- Problem details
What follows is a listing to be transcribed exactly.

━━━━━ Provided entries ━━━━━

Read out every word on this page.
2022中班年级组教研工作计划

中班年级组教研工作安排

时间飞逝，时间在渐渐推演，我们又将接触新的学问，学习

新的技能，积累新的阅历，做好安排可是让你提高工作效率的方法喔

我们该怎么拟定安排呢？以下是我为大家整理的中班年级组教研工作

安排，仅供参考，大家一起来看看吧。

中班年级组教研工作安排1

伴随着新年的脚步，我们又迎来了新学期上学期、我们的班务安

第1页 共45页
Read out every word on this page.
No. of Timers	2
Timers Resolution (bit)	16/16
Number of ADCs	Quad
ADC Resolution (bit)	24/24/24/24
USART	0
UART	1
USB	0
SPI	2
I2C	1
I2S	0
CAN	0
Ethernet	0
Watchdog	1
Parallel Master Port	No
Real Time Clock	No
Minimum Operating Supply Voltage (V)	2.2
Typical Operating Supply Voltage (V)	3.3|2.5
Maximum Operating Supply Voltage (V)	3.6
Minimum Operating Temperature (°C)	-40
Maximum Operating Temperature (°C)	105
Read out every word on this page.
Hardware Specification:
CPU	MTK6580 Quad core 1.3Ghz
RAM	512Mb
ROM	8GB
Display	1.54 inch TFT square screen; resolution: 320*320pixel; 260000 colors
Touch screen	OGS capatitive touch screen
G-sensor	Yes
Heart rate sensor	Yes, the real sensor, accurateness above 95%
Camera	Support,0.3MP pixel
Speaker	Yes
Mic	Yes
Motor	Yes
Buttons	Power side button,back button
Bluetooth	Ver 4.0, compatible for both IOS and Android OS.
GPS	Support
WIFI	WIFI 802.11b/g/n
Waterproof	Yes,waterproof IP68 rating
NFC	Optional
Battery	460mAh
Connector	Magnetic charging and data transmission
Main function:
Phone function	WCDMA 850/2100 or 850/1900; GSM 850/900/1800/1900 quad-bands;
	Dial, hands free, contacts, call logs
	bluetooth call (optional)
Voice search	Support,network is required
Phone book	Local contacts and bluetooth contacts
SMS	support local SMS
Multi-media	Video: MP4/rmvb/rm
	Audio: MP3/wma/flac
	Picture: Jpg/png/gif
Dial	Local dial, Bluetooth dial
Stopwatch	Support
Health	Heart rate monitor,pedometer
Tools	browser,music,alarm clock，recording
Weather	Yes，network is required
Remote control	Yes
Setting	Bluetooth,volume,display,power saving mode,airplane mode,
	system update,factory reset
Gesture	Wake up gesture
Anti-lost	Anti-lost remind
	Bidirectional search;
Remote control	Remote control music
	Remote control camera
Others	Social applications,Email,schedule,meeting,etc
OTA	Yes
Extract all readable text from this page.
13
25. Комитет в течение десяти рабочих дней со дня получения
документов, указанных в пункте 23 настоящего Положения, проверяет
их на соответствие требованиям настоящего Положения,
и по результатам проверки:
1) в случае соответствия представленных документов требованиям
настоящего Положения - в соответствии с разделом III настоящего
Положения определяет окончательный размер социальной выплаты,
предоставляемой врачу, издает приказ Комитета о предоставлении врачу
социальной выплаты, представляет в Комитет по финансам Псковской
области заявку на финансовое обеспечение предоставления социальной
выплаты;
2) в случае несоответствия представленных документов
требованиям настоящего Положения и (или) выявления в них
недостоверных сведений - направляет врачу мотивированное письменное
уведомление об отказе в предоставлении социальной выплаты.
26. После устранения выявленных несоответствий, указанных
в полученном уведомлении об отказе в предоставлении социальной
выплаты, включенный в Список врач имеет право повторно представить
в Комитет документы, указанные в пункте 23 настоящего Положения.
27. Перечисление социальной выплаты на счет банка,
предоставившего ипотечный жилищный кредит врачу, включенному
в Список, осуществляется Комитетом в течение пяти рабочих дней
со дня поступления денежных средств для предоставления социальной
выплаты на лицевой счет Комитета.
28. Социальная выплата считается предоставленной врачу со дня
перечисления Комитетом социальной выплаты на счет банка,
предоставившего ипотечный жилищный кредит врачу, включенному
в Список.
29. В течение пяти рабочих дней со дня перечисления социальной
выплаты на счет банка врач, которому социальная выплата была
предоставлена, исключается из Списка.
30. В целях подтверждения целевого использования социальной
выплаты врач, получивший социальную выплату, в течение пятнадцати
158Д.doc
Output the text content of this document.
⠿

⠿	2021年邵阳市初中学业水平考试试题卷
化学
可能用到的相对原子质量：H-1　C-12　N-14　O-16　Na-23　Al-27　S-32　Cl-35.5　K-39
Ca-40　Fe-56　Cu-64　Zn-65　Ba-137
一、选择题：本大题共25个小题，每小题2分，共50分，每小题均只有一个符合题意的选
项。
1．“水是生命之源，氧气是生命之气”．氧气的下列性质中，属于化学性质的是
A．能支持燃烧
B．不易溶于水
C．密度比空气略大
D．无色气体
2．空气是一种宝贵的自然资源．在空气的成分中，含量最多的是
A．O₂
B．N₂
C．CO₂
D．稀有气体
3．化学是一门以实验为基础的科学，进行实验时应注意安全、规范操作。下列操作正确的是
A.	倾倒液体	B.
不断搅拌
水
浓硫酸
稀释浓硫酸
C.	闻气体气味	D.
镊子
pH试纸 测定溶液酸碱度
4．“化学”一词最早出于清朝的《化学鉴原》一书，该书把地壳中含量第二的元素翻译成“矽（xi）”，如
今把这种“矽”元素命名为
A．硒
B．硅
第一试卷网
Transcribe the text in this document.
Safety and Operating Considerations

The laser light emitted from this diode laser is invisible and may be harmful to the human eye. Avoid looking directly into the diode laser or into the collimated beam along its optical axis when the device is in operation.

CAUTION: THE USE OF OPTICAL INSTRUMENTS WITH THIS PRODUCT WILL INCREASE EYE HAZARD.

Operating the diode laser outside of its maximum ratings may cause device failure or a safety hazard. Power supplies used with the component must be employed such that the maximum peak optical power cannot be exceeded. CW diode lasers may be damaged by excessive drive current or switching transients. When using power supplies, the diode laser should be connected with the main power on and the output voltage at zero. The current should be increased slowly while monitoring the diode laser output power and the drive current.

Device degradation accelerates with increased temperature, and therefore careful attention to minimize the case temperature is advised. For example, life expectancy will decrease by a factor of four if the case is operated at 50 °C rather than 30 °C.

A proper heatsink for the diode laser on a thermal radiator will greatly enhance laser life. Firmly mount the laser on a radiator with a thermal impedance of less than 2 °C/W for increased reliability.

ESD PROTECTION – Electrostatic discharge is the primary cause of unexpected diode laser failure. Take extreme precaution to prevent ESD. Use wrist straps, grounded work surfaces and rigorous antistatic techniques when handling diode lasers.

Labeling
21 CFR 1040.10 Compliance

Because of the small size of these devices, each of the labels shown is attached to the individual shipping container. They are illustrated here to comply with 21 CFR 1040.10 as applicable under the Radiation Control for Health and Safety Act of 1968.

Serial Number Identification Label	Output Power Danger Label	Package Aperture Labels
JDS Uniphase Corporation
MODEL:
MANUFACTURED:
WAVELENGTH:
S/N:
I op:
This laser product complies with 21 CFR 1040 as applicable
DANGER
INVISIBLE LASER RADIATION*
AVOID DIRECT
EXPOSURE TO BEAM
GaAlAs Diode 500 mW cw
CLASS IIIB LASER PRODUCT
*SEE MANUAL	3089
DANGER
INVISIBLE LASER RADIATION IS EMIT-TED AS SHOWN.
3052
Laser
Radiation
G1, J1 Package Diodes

━━━━━

- Reply to the task
Read out every word on this page.
2022中班年级组教研工作计划

中班年级组教研工作安排

时间飞逝，时间在渐渐推演，我们又将接触新的学问，学习

新的技能，积累新的阅历，做好安排可是让你提高工作效率的方法喔

我们该怎么拟定安排呢？以下是我为大家整理的中班年级组教研工作

安排，仅供参考，大家一起来看看吧。

中班年级组教研工作安排1

伴随着新年的脚步，我们又迎来了新学期上学期、我们的班务安

第1页 共45页
Read out every word on this page.
No. of Timers	2
Timers Resolution (bit)	16/16
Number of ADCs	Quad
ADC Resolution (bit)	24/24/24/24
USART	0
UART	1
USB	0
SPI	2
I2C	1
I2S	0
CAN	0
Ethernet	0
Watchdog	1
Parallel Master Port	No
Real Time Clock	No
Minimum Operating Supply Voltage (V)	2.2
Typical Operating Supply Voltage (V)	3.3|2.5
Maximum Operating Supply Voltage (V)	3.6
Minimum Operating Temperature (°C)	-40
Maximum Operating Temperature (°C)	105
Read out every word on this page.
Hardware Specification:
CPU	MTK6580 Quad core 1.3Ghz
RAM	512Mb
ROM	8GB
Display	1.54 inch TFT square screen; resolution: 320*320pixel; 260000 colors
Touch screen	OGS capatitive touch screen
G-sensor	Yes
Heart rate sensor	Yes, the real sensor, accurateness above 95%
Camera	Support,0.3MP pixel
Speaker	Yes
Mic	Yes
Motor	Yes
Buttons	Power side button,back button
Bluetooth	Ver 4.0, compatible for both IOS and Android OS.
GPS	Support
WIFI	WIFI 802.11b/g/n
Waterproof	Yes,waterproof IP68 rating
NFC	Optional
Battery	460mAh
Connector	Magnetic charging and data transmission
Main function:
Phone function	WCDMA 850/2100 or 850/1900; GSM 850/900/1800/1900 quad-bands;
	Dial, hands free, contacts, call logs
	bluetooth call (optional)
Voice search	Support,network is required
Phone book	Local contacts and bluetooth contacts
SMS	support local SMS
Multi-media	Video: MP4/rmvb/rm
	Audio: MP3/wma/flac
	Picture: Jpg/png/gif
Dial	Local dial, Bluetooth dial
Stopwatch	Support
Health	Heart rate monitor,pedometer
Tools	browser,music,alarm clock，recording
Weather	Yes，network is required
Remote control	Yes
Setting	Bluetooth,volume,display,power saving mode,airplane mode,
	system update,factory reset
Gesture	Wake up gesture
Anti-lost	Anti-lost remind
	Bidirectional search;
Remote control	Remote control music
	Remote control camera
Others	Social applications,Email,schedule,meeting,etc
OTA	Yes
Extract all readable text from this page.
13
25. Комитет в течение десяти рабочих дней со дня получения
документов, указанных в пункте 23 настоящего Положения, проверяет
их на соответствие требованиям настоящего Положения,
и по результатам проверки:
1) в случае соответствия представленных документов требованиям
настоящего Положения - в соответствии с разделом III настоящего
Положения определяет окончательный размер социальной выплаты,
предоставляемой врачу, издает приказ Комитета о предоставлении врачу
социальной выплаты, представляет в Комитет по финансам Псковской
области заявку на финансовое обеспечение предоставления социальной
выплаты;
2) в случае несоответствия представленных документов
требованиям настоящего Положения и (или) выявления в них
недостоверных сведений - направляет врачу мотивированное письменное
уведомление об отказе в предоставлении социальной выплаты.
26. После устранения выявленных несоответствий, указанных
в полученном уведомлении об отказе в предоставлении социальной
выплаты, включенный в Список врач имеет право повторно представить
в Комитет документы, указанные в пункте 23 настоящего Положения.
27. Перечисление социальной выплаты на счет банка,
предоставившего ипотечный жилищный кредит врачу, включенному
в Список, осуществляется Комитетом в течение пяти рабочих дней
со дня поступления денежных средств для предоставления социальной
выплаты на лицевой счет Комитета.
28. Социальная выплата считается предоставленной врачу со дня
перечисления Комитетом социальной выплаты на счет банка,
предоставившего ипотечный жилищный кредит врачу, включенному
в Список.
29. В течение пяти рабочих дней со дня перечисления социальной
выплаты на счет банка врач, которому социальная выплата была
предоставлена, исключается из Списка.
30. В целях подтверждения целевого использования социальной
выплаты врач, получивший социальную выплату, в течение пятнадцати
158Д.doc
Output the text content of this document.
⠿

⠿	2021年邵阳市初中学业水平考试试题卷
化学
可能用到的相对原子质量：H-1　C-12　N-14　O-16　Na-23　Al-27　S-32　Cl-35.5　K-39
Ca-40　Fe-56　Cu-64　Zn-65　Ba-137
一、选择题：本大题共25个小题，每小题2分，共50分，每小题均只有一个符合题意的选
项。
1．“水是生命之源，氧气是生命之气”．氧气的下列性质中，属于化学性质的是
A．能支持燃烧
B．不易溶于水
C．密度比空气略大
D．无色气体
2．空气是一种宝贵的自然资源．在空气的成分中，含量最多的是
A．O₂
B．N₂
C．CO₂
D．稀有气体
3．化学是一门以实验为基础的科学，进行实验时应注意安全、规范操作。下列操作正确的是
A.	倾倒液体	B.
不断搅拌
水
浓硫酸
稀释浓硫酸
C.	闻气体气味	D.
镊子
pH试纸 测定溶液酸碱度
4．“化学”一词最早出于清朝的《化学鉴原》一书，该书把地壳中含量第二的元素翻译成“矽（xi）”，如
今把这种“矽”元素命名为
A．硒
B．硅
第一试卷网
Transcribe the text in this document.
Safety and Operating Considerations

The laser light emitted from this diode laser is invisible and may be harmful to the human eye. Avoid looking directly into the diode laser or into the collimated beam along its optical axis when the device is in operation.

CAUTION: THE USE OF OPTICAL INSTRUMENTS WITH THIS PRODUCT WILL INCREASE EYE HAZARD.

Operating the diode laser outside of its maximum ratings may cause device failure or a safety hazard. Power supplies used with the component must be employed such that the maximum peak optical power cannot be exceeded. CW diode lasers may be damaged by excessive drive current or switching transients. When using power supplies, the diode laser should be connected with the main power on and the output voltage at zero. The current should be increased slowly while monitoring the diode laser output power and the drive current.

Device degradation accelerates with increased temperature, and therefore careful attention to minimize the case temperature is advised. For example, life expectancy will decrease by a factor of four if the case is operated at 50 °C rather than 30 °C.

A proper heatsink for the diode laser on a thermal radiator will greatly enhance laser life. Firmly mount the laser on a radiator with a thermal impedance of less than 2 °C/W for increased reliability.

ESD PROTECTION – Electrostatic discharge is the primary cause of unexpected diode laser failure. Take extreme precaution to prevent ESD. Use wrist straps, grounded work surfaces and rigorous antistatic techniques when handling diode lasers.

Labeling
21 CFR 1040.10 Compliance

Because of the small size of these devices, each of the labels shown is attached to the individual shipping container. They are illustrated here to comply with 21 CFR 1040.10 as applicable under the Radiation Control for Health and Safety Act of 1968.

Serial Number Identification Label	Output Power Danger Label	Package Aperture Labels
JDS Uniphase Corporation
MODEL:
MANUFACTURED:
WAVELENGTH:
S/N:
I op:
This laser product complies with 21 CFR 1040 as applicable
DANGER
INVISIBLE LASER RADIATION*
AVOID DIRECT
EXPOSURE TO BEAM
GaAlAs Diode 500 mW cw
CLASS IIIB LASER PRODUCT
*SEE MANUAL	3089
DANGER
INVISIBLE LASER RADIATION IS EMIT-TED AS SHOWN.
3052
Laser
Radiation
G1, J1 Package Diodes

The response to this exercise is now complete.